■ PROBLEM DETAILS
The records below must be written out exactly, with every picture left behind.
########
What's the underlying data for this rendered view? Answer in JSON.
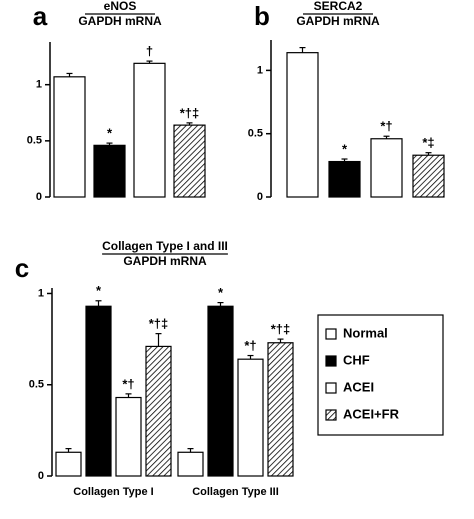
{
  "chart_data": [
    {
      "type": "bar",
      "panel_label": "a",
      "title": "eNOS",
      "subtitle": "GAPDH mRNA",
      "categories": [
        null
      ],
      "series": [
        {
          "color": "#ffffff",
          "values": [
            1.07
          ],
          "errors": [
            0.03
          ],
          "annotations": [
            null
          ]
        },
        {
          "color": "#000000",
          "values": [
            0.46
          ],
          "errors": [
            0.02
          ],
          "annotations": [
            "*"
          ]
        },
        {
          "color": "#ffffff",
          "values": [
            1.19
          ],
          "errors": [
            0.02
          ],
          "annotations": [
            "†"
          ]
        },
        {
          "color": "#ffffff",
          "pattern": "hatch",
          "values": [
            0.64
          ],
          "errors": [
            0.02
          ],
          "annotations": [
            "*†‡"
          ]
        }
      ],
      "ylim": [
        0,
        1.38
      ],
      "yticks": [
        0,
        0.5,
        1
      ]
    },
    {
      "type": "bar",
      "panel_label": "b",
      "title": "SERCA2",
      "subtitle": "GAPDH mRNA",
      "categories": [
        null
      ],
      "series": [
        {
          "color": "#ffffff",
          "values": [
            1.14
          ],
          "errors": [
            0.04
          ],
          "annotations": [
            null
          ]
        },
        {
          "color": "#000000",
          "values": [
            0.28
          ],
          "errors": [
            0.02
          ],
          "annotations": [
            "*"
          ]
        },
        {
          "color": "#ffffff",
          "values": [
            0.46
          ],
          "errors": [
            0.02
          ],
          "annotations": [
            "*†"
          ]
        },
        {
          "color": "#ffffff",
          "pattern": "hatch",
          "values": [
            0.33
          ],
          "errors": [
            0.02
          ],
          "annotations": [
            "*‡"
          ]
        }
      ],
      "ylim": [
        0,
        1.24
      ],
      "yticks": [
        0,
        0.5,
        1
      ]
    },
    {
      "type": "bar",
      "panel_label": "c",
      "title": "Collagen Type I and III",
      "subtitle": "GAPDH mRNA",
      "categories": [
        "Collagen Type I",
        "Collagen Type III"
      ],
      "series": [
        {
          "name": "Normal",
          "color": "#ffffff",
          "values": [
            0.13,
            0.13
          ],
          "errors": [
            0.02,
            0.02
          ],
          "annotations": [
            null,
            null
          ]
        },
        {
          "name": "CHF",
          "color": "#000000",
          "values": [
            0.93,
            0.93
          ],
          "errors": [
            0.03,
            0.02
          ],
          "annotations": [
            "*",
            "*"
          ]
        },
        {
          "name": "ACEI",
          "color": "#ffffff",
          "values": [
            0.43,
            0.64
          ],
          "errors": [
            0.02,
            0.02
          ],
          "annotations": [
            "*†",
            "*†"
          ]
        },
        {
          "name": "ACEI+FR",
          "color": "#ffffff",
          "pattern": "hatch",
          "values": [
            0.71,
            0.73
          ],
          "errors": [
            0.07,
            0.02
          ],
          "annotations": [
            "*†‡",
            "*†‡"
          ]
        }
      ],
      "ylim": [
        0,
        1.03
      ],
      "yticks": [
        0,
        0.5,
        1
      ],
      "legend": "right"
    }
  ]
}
########
■ TASK RESULT
What's the underlying data for this rendered view? Answer in JSON.
{
  "chart_data": [
    {
      "type": "bar",
      "panel_label": "a",
      "title": "eNOS",
      "subtitle": "GAPDH mRNA",
      "categories": [
        null
      ],
      "series": [
        {
          "color": "#ffffff",
          "values": [
            1.07
          ],
          "errors": [
            0.03
          ],
          "annotations": [
            null
          ]
        },
        {
          "color": "#000000",
          "values": [
            0.46
          ],
          "errors": [
            0.02
          ],
          "annotations": [
            "*"
          ]
        },
        {
          "color": "#ffffff",
          "values": [
            1.19
          ],
          "errors": [
            0.02
          ],
          "annotations": [
            "†"
          ]
        },
        {
          "color": "#ffffff",
          "pattern": "hatch",
          "values": [
            0.64
          ],
          "errors": [
            0.02
          ],
          "annotations": [
            "*†‡"
          ]
        }
      ],
      "ylim": [
        0,
        1.38
      ],
      "yticks": [
        0,
        0.5,
        1
      ]
    },
    {
      "type": "bar",
      "panel_label": "b",
      "title": "SERCA2",
      "subtitle": "GAPDH mRNA",
      "categories": [
        null
      ],
      "series": [
        {
          "color": "#ffffff",
          "values": [
            1.14
          ],
          "errors": [
            0.04
          ],
          "annotations": [
            null
          ]
        },
        {
          "color": "#000000",
          "values": [
            0.28
          ],
          "errors": [
            0.02
          ],
          "annotations": [
            "*"
          ]
        },
        {
          "color": "#ffffff",
          "values": [
            0.46
          ],
          "errors": [
            0.02
          ],
          "annotations": [
            "*†"
          ]
        },
        {
          "color": "#ffffff",
          "pattern": "hatch",
          "values": [
            0.33
          ],
          "errors": [
            0.02
          ],
          "annotations": [
            "*‡"
          ]
        }
      ],
      "ylim": [
        0,
        1.24
      ],
      "yticks": [
        0,
        0.5,
        1
      ]
    },
    {
      "type": "bar",
      "panel_label": "c",
      "title": "Collagen Type I and III",
      "subtitle": "GAPDH mRNA",
      "categories": [
        "Collagen Type I",
        "Collagen Type III"
      ],
      "series": [
        {
          "name": "Normal",
          "color": "#ffffff",
          "values": [
            0.13,
            0.13
          ],
          "errors": [
            0.02,
            0.02
          ],
          "annotations": [
            null,
            null
          ]
        },
        {
          "name": "CHF",
          "color": "#000000",
          "values": [
            0.93,
            0.93
          ],
          "errors": [
            0.03,
            0.02
          ],
          "annotations": [
            "*",
            "*"
          ]
        },
        {
          "name": "ACEI",
          "color": "#ffffff",
          "values": [
            0.43,
            0.64
          ],
          "errors": [
            0.02,
            0.02
          ],
          "annotations": [
            "*†",
            "*†"
          ]
        },
        {
          "name": "ACEI+FR",
          "color": "#ffffff",
          "pattern": "hatch",
          "values": [
            0.71,
            0.73
          ],
          "errors": [
            0.07,
            0.02
          ],
          "annotations": [
            "*†‡",
            "*†‡"
          ]
        }
      ],
      "ylim": [
        0,
        1.03
      ],
      "yticks": [
        0,
        0.5,
        1
      ],
      "legend": "right"
    }
  ]
}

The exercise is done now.